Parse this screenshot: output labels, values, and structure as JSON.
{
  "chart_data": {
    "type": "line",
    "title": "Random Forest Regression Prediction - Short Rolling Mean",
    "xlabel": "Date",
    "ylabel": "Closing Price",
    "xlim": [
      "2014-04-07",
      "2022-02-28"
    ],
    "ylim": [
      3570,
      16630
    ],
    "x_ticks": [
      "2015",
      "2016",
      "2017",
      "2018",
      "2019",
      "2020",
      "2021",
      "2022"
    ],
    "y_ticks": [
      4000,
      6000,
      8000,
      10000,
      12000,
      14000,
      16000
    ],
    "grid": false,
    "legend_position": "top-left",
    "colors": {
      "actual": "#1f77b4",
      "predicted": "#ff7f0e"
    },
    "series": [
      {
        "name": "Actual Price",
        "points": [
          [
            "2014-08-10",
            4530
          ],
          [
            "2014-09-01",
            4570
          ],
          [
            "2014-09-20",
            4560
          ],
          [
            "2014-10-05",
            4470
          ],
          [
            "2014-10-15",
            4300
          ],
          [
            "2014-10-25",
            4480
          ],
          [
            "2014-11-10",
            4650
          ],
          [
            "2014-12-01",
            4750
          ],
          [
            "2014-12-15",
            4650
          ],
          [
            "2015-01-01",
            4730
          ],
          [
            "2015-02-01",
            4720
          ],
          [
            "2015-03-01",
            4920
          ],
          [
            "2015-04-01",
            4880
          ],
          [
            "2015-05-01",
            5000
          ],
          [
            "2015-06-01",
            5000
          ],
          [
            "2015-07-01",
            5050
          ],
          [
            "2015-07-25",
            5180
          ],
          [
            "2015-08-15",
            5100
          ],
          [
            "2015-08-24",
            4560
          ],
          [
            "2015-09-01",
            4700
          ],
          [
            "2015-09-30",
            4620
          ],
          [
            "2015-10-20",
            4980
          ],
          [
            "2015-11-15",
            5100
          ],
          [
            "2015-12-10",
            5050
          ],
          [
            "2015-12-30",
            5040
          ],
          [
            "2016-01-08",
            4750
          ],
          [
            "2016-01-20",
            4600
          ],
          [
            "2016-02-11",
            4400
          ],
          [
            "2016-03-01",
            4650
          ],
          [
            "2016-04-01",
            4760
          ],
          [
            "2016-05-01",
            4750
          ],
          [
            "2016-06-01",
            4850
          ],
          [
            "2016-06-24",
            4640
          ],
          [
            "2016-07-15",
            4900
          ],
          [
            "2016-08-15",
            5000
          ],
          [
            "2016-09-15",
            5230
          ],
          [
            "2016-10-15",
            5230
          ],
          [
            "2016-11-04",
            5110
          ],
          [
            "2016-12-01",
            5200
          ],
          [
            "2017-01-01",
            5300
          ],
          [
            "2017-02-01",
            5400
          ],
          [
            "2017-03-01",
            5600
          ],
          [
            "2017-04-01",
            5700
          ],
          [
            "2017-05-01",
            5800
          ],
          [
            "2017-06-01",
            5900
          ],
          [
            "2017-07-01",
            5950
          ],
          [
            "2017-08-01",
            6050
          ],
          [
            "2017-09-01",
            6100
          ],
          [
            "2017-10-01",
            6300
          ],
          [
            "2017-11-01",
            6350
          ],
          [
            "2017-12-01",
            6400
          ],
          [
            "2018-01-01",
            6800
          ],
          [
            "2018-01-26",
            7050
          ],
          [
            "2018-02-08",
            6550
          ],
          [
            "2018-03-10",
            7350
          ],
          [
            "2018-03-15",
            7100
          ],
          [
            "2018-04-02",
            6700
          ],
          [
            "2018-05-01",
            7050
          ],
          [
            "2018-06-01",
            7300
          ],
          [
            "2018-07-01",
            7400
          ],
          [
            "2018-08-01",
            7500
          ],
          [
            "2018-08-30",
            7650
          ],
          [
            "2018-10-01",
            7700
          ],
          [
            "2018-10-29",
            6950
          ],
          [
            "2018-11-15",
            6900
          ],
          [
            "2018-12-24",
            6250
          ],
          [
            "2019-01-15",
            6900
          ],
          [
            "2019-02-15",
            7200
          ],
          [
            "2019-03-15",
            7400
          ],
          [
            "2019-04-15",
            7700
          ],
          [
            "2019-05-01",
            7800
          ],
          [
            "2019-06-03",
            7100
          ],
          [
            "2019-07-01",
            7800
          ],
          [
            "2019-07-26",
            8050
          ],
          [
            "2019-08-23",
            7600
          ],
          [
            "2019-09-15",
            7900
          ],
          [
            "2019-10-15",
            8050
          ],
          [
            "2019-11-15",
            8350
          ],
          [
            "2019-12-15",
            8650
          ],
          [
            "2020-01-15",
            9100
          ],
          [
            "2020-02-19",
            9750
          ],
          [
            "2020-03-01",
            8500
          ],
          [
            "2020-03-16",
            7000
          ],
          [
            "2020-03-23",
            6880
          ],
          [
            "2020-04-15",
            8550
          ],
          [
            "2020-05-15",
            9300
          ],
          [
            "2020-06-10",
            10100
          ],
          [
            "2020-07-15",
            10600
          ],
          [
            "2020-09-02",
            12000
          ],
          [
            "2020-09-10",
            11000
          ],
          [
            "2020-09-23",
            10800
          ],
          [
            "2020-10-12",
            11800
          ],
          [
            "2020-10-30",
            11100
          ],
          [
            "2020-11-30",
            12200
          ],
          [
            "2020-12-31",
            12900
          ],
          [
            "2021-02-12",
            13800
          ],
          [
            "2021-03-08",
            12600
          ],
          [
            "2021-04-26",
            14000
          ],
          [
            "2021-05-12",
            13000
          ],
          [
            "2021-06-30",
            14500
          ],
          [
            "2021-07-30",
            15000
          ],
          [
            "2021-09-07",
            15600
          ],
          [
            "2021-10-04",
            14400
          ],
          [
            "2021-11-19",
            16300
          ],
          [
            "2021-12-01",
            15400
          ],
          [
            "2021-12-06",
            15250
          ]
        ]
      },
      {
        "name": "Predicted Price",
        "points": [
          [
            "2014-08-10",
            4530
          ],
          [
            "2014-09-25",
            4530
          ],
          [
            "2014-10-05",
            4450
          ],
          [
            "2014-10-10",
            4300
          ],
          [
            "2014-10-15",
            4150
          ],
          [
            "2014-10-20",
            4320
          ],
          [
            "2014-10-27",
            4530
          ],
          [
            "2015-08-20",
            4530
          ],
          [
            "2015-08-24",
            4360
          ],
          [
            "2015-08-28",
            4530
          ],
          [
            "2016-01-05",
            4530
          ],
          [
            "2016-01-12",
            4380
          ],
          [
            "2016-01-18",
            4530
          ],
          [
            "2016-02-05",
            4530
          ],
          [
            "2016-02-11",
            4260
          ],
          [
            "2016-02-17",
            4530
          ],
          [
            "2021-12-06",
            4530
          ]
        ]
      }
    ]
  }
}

--------------------------------

§ **Direction**
Copy every line that contains the string "Price".

§ **In response**
    "ylabel": "Closing Price",
        "name": "Actual Price",
        "name": "Predicted Price",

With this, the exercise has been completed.